» WRITTEN TASK:
Set down the records once more, please, exactly and with the pictures left out.

(Stored data entries)
═══

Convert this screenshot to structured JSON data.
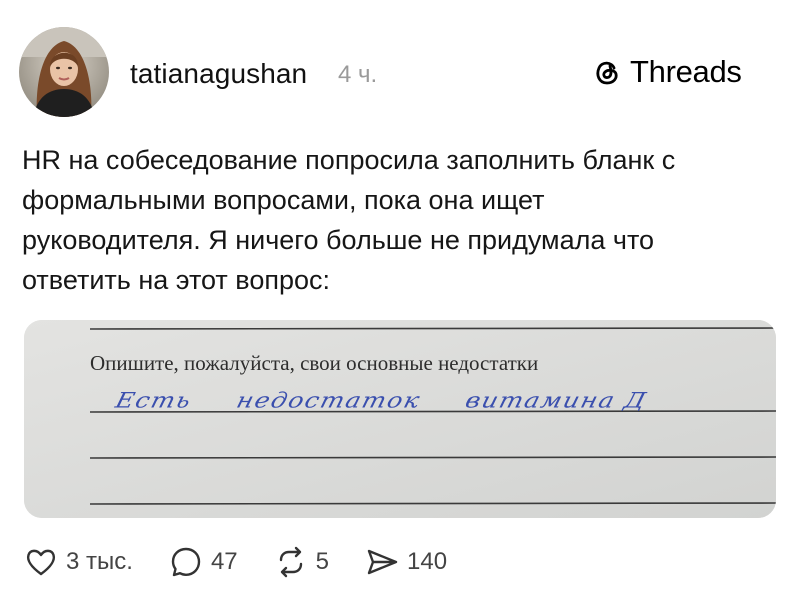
{
  "author": {
    "username": "tatianagushan",
    "time_ago": "4 ч.",
    "avatar_icon": "avatar-photo"
  },
  "brand": {
    "name": "Threads",
    "logo_icon": "threads-logo-icon"
  },
  "post": {
    "text_lines": [
      "HR на собеседование попросила заполнить бланк с",
      "формальными вопросами, пока она ищет",
      "руководителя. Я ничего больше не придумала что",
      "ответить на этот вопрос:"
    ]
  },
  "image": {
    "question": "Опишите, пожалуйста, свои основные недостатки",
    "handwriting": [
      "Есть",
      "недостаток",
      "витамина Д"
    ],
    "handwriting_color": "#3a4fae"
  },
  "actions": {
    "likes": "3 тыс.",
    "comments": "47",
    "reposts": "5",
    "shares": "140"
  }
}
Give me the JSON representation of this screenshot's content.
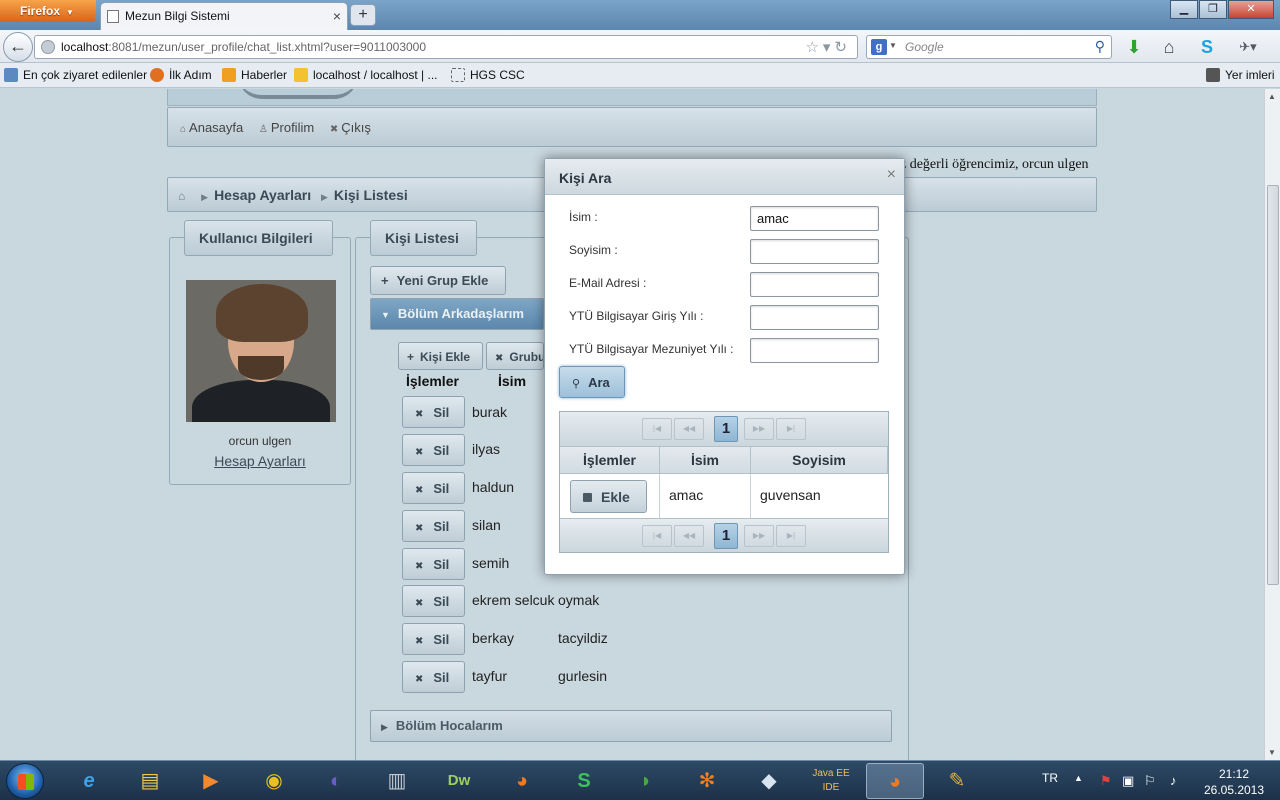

═══

» REPLY:
Convert this screenshot to structured JSON data.
{
  "author": {
    "username": "tatianagushan",
    "time_ago": "4 ч.",
    "avatar_icon": "avatar-photo"
  },
  "brand": {
    "name": "Threads",
    "logo_icon": "threads-logo-icon"
  },
  "post": {
    "text_lines": [
      "HR на собеседование попросила заполнить бланк с",
      "формальными вопросами, пока она ищет",
      "руководителя. Я ничего больше не придумала что",
      "ответить на этот вопрос:"
    ]
  },
  "image": {
    "question": "Опишите, пожалуйста, свои основные недостатки",
    "handwriting": [
      "Есть",
      "недостаток",
      "витамина Д"
    ],
    "handwriting_color": "#3a4fae"
  },
  "actions": {
    "likes": "3 тыс.",
    "comments": "47",
    "reposts": "5",
    "shares": "140"
  }
}
Give me the JSON representation of this screenshot's content.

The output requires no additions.